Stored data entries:
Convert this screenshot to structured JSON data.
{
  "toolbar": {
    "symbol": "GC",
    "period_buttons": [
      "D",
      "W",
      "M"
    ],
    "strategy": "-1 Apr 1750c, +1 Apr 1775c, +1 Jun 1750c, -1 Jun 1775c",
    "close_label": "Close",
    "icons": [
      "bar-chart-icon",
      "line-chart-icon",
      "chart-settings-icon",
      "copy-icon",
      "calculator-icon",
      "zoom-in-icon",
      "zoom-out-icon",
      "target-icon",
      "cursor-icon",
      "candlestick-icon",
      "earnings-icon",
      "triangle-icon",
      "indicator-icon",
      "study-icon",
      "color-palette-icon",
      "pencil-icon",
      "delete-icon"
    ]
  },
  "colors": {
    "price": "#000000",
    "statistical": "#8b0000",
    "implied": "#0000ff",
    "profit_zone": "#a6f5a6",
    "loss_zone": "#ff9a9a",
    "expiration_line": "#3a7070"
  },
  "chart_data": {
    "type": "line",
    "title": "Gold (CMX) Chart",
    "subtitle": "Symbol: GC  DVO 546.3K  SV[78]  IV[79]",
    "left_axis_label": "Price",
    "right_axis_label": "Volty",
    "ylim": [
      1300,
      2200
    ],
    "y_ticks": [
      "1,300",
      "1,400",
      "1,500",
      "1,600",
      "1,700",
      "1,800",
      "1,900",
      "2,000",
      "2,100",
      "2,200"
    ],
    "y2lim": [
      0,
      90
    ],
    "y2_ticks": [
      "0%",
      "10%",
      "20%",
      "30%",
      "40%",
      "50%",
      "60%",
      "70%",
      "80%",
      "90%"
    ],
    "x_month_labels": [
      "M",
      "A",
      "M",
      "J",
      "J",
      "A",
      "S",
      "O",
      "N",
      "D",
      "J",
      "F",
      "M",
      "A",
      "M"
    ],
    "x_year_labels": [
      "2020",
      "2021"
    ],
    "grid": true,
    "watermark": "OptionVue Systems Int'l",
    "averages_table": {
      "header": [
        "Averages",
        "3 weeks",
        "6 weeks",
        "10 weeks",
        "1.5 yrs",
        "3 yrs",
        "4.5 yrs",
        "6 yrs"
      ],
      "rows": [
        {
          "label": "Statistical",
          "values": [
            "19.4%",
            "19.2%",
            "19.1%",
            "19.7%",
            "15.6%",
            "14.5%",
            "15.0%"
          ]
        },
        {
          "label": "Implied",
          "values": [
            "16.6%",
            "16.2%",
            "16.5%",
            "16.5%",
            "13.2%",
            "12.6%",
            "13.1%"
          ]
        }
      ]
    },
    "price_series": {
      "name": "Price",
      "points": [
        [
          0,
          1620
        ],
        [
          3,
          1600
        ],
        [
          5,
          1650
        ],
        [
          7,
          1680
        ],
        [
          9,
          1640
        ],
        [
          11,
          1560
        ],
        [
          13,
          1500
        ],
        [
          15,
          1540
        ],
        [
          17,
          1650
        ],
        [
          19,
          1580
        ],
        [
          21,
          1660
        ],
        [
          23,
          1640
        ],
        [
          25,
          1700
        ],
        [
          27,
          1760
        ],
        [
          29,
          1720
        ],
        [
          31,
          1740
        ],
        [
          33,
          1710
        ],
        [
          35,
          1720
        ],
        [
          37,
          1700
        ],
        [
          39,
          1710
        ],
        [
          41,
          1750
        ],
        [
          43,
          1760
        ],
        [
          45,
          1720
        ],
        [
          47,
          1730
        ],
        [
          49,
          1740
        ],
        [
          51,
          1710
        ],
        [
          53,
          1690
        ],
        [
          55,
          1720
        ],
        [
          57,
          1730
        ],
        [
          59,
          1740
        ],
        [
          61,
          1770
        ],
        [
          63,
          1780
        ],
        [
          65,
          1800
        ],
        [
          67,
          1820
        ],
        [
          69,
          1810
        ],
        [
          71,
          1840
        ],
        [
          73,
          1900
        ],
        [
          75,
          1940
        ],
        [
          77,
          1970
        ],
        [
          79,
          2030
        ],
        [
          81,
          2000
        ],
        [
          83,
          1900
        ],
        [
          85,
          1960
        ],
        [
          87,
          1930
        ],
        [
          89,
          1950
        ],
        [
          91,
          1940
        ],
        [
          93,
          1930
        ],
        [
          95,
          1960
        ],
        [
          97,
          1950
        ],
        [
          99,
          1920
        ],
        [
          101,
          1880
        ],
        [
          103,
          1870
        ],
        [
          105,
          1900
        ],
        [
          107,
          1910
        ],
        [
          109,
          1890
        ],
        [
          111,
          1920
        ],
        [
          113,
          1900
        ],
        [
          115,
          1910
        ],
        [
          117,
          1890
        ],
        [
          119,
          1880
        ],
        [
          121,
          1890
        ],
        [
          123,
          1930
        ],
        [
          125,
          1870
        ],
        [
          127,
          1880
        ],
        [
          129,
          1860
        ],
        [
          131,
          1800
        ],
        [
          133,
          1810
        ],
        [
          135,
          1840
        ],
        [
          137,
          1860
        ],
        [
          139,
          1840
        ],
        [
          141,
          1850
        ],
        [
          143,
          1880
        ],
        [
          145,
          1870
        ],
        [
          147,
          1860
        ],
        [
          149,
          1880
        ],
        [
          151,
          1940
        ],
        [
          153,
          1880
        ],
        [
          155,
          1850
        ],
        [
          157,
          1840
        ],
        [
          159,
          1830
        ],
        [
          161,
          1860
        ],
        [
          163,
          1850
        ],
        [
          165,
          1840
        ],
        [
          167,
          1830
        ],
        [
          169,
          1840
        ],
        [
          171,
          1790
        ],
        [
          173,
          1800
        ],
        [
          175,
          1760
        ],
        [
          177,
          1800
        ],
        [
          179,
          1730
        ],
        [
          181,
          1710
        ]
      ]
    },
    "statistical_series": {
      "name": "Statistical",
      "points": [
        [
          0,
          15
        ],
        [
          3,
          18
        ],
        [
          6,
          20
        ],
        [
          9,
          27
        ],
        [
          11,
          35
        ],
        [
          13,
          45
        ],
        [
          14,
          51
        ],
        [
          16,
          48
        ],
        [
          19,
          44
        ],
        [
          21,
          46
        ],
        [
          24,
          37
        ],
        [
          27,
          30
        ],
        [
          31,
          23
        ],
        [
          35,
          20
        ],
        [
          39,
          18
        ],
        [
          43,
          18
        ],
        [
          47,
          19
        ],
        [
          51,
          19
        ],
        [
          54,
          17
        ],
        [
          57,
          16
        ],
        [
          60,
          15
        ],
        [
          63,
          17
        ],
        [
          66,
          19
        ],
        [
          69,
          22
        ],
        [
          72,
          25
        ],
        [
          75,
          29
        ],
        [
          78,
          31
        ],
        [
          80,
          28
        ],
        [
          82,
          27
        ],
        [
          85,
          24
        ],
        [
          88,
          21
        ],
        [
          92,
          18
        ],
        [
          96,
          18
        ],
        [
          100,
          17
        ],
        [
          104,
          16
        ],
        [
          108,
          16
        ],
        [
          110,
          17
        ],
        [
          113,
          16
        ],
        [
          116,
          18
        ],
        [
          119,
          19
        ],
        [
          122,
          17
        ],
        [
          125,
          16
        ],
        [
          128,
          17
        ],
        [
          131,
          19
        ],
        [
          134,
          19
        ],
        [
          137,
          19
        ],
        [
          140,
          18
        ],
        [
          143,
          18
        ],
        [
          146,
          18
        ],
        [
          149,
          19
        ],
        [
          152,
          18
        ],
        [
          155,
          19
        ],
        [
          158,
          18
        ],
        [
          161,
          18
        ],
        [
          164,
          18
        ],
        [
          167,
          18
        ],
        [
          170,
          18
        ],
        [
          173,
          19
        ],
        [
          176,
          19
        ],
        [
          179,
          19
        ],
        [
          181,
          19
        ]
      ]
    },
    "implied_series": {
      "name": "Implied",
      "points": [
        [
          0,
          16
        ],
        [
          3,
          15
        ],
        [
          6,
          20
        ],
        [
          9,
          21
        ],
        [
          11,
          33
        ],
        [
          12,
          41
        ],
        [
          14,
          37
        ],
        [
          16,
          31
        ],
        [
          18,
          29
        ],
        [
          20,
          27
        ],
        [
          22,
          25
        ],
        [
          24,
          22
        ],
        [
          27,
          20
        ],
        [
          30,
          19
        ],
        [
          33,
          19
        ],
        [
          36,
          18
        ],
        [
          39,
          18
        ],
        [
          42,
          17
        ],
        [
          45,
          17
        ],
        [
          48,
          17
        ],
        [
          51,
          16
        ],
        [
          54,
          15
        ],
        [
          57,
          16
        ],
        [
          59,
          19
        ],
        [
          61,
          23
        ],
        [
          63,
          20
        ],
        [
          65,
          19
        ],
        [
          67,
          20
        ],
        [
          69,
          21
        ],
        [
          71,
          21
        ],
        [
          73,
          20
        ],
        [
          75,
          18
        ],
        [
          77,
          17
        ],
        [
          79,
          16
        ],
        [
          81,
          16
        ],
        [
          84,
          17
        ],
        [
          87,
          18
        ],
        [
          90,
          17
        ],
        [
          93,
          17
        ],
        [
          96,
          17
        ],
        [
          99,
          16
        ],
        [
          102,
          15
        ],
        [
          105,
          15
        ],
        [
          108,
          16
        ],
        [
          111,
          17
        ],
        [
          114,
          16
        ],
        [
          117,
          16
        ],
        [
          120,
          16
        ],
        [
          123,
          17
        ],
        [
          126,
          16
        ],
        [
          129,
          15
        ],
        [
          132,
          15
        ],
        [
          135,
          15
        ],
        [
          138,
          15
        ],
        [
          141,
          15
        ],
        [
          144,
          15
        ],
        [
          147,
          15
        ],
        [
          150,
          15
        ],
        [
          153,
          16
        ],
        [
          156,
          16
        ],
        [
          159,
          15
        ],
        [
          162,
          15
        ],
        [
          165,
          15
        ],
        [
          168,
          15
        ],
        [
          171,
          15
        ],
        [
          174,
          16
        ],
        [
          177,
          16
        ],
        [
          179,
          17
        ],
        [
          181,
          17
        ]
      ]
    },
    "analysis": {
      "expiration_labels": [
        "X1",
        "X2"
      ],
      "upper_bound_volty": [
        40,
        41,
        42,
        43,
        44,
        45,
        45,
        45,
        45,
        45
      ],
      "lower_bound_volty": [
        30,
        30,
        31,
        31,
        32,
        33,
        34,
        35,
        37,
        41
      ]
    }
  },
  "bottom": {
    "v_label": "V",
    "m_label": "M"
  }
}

TASK REQUIREMENTS:
Find each line that has the word "name", then copy it out.

RESPONSE BELOW:
      "name": "Price",
      "name": "Statistical",
      "name": "Implied",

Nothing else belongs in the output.